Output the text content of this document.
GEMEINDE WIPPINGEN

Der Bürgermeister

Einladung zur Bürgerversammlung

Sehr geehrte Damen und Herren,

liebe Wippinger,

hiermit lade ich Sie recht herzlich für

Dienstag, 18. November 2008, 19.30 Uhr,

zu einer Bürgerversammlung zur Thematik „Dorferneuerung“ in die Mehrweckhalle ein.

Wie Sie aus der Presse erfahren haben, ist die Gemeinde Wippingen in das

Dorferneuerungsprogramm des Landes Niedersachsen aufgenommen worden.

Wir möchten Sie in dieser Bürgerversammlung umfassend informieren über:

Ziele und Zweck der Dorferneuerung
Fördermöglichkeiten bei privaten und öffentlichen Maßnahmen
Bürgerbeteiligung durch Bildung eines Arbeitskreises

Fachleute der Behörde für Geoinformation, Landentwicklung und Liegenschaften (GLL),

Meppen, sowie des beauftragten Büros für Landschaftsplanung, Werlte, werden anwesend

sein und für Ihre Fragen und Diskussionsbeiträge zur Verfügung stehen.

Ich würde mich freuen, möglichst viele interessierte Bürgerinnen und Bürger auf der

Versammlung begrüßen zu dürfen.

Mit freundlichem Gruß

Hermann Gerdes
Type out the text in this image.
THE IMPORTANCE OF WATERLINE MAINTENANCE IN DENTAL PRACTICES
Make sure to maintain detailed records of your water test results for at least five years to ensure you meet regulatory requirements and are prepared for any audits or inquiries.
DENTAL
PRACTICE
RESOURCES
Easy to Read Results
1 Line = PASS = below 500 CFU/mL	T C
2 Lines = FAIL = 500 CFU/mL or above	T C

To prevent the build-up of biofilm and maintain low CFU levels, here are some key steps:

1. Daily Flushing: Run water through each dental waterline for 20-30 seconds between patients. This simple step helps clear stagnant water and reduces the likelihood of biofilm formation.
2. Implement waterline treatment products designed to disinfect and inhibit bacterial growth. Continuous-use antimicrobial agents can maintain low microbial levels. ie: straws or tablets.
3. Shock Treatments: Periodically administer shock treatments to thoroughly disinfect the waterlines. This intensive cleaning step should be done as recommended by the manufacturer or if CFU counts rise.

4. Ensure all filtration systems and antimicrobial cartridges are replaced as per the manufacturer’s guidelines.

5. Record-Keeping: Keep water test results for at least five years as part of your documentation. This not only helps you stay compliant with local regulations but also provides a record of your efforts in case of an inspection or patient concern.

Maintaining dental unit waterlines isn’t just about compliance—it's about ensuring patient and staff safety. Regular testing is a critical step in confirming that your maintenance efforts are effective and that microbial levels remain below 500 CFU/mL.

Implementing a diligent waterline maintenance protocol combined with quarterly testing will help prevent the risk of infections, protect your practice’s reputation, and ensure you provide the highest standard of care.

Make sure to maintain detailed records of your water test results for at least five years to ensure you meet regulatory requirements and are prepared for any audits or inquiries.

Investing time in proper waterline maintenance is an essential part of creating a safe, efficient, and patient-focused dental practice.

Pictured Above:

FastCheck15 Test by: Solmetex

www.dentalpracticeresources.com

● ● ● ●

◆ **WORK TASK**
Every line of the listing must be transcribed exactly.

◆ **ANSWER TO THIS EXERCISE**
Output the text content of this document.
GEMEINDE WIPPINGEN

Der Bürgermeister

Einladung zur Bürgerversammlung

Sehr geehrte Damen und Herren,

liebe Wippinger,

hiermit lade ich Sie recht herzlich für

Dienstag, 18. November 2008, 19.30 Uhr,

zu einer Bürgerversammlung zur Thematik „Dorferneuerung“ in die Mehrweckhalle ein.

Wie Sie aus der Presse erfahren haben, ist die Gemeinde Wippingen in das

Dorferneuerungsprogramm des Landes Niedersachsen aufgenommen worden.

Wir möchten Sie in dieser Bürgerversammlung umfassend informieren über:

Ziele und Zweck der Dorferneuerung
Fördermöglichkeiten bei privaten und öffentlichen Maßnahmen
Bürgerbeteiligung durch Bildung eines Arbeitskreises

Fachleute der Behörde für Geoinformation, Landentwicklung und Liegenschaften (GLL),

Meppen, sowie des beauftragten Büros für Landschaftsplanung, Werlte, werden anwesend

sein und für Ihre Fragen und Diskussionsbeiträge zur Verfügung stehen.

Ich würde mich freuen, möglichst viele interessierte Bürgerinnen und Bürger auf der

Versammlung begrüßen zu dürfen.

Mit freundlichem Gruß

Hermann Gerdes
Type out the text in this image.
THE IMPORTANCE OF WATERLINE MAINTENANCE IN DENTAL PRACTICES
Make sure to maintain detailed records of your water test results for at least five years to ensure you meet regulatory requirements and are prepared for any audits or inquiries.
DENTAL
PRACTICE
RESOURCES
Easy to Read Results
1 Line = PASS = below 500 CFU/mL	T C
2 Lines = FAIL = 500 CFU/mL or above	T C

To prevent the build-up of biofilm and maintain low CFU levels, here are some key steps:

1. Daily Flushing: Run water through each dental waterline for 20-30 seconds between patients. This simple step helps clear stagnant water and reduces the likelihood of biofilm formation.
2. Implement waterline treatment products designed to disinfect and inhibit bacterial growth. Continuous-use antimicrobial agents can maintain low microbial levels. ie: straws or tablets.
3. Shock Treatments: Periodically administer shock treatments to thoroughly disinfect the waterlines. This intensive cleaning step should be done as recommended by the manufacturer or if CFU counts rise.

4. Ensure all filtration systems and antimicrobial cartridges are replaced as per the manufacturer’s guidelines.

5. Record-Keeping: Keep water test results for at least five years as part of your documentation. This not only helps you stay compliant with local regulations but also provides a record of your efforts in case of an inspection or patient concern.

Maintaining dental unit waterlines isn’t just about compliance—it's about ensuring patient and staff safety. Regular testing is a critical step in confirming that your maintenance efforts are effective and that microbial levels remain below 500 CFU/mL.

Implementing a diligent waterline maintenance protocol combined with quarterly testing will help prevent the risk of infections, protect your practice’s reputation, and ensure you provide the highest standard of care.

Make sure to maintain detailed records of your water test results for at least five years to ensure you meet regulatory requirements and are prepared for any audits or inquiries.

Investing time in proper waterline maintenance is an essential part of creating a safe, efficient, and patient-focused dental practice.

Pictured Above:

FastCheck15 Test by: Solmetex

www.dentalpracticeresources.com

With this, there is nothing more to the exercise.